━━ Items ━━

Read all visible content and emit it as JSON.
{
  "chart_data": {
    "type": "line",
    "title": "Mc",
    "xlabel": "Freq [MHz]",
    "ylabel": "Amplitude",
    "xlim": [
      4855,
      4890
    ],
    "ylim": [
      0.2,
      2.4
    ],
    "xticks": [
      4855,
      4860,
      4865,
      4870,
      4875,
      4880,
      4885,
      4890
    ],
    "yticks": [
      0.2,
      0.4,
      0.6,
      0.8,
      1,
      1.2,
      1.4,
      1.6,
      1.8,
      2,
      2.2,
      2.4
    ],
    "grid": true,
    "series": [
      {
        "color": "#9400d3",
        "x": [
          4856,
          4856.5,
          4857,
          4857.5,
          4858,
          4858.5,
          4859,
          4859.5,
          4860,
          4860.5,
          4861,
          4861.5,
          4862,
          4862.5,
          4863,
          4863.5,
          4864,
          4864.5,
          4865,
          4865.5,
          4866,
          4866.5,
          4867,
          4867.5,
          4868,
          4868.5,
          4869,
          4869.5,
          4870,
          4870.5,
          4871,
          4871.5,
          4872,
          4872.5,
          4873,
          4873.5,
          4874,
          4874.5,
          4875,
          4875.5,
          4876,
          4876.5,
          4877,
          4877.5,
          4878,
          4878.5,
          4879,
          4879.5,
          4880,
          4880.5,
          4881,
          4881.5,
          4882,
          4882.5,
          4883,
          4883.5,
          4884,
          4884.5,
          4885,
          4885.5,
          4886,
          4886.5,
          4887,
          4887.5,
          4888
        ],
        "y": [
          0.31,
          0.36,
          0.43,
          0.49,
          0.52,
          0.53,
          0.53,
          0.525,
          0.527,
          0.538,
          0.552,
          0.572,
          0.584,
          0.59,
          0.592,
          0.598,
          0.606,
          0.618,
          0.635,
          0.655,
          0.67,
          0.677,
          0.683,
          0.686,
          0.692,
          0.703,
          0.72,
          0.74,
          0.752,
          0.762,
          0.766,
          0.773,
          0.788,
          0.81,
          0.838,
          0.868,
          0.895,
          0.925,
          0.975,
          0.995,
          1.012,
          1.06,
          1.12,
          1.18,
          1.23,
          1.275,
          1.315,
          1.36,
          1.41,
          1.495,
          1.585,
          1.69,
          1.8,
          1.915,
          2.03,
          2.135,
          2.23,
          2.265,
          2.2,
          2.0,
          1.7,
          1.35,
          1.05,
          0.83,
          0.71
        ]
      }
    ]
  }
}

━━━

→ **Goal**
Transcribe all entries exactly as they are given.

→ **Solution to the problem**
Read all visible content and emit it as JSON.
{
  "chart_data": {
    "type": "line",
    "title": "Mc",
    "xlabel": "Freq [MHz]",
    "ylabel": "Amplitude",
    "xlim": [
      4855,
      4890
    ],
    "ylim": [
      0.2,
      2.4
    ],
    "xticks": [
      4855,
      4860,
      4865,
      4870,
      4875,
      4880,
      4885,
      4890
    ],
    "yticks": [
      0.2,
      0.4,
      0.6,
      0.8,
      1,
      1.2,
      1.4,
      1.6,
      1.8,
      2,
      2.2,
      2.4
    ],
    "grid": true,
    "series": [
      {
        "color": "#9400d3",
        "x": [
          4856,
          4856.5,
          4857,
          4857.5,
          4858,
          4858.5,
          4859,
          4859.5,
          4860,
          4860.5,
          4861,
          4861.5,
          4862,
          4862.5,
          4863,
          4863.5,
          4864,
          4864.5,
          4865,
          4865.5,
          4866,
          4866.5,
          4867,
          4867.5,
          4868,
          4868.5,
          4869,
          4869.5,
          4870,
          4870.5,
          4871,
          4871.5,
          4872,
          4872.5,
          4873,
          4873.5,
          4874,
          4874.5,
          4875,
          4875.5,
          4876,
          4876.5,
          4877,
          4877.5,
          4878,
          4878.5,
          4879,
          4879.5,
          4880,
          4880.5,
          4881,
          4881.5,
          4882,
          4882.5,
          4883,
          4883.5,
          4884,
          4884.5,
          4885,
          4885.5,
          4886,
          4886.5,
          4887,
          4887.5,
          4888
        ],
        "y": [
          0.31,
          0.36,
          0.43,
          0.49,
          0.52,
          0.53,
          0.53,
          0.525,
          0.527,
          0.538,
          0.552,
          0.572,
          0.584,
          0.59,
          0.592,
          0.598,
          0.606,
          0.618,
          0.635,
          0.655,
          0.67,
          0.677,
          0.683,
          0.686,
          0.692,
          0.703,
          0.72,
          0.74,
          0.752,
          0.762,
          0.766,
          0.773,
          0.788,
          0.81,
          0.838,
          0.868,
          0.895,
          0.925,
          0.975,
          0.995,
          1.012,
          1.06,
          1.12,
          1.18,
          1.23,
          1.275,
          1.315,
          1.36,
          1.41,
          1.495,
          1.585,
          1.69,
          1.8,
          1.915,
          2.03,
          2.135,
          2.23,
          2.265,
          2.2,
          2.0,
          1.7,
          1.35,
          1.05,
          0.83,
          0.71
        ]
      }
    ]
  }
}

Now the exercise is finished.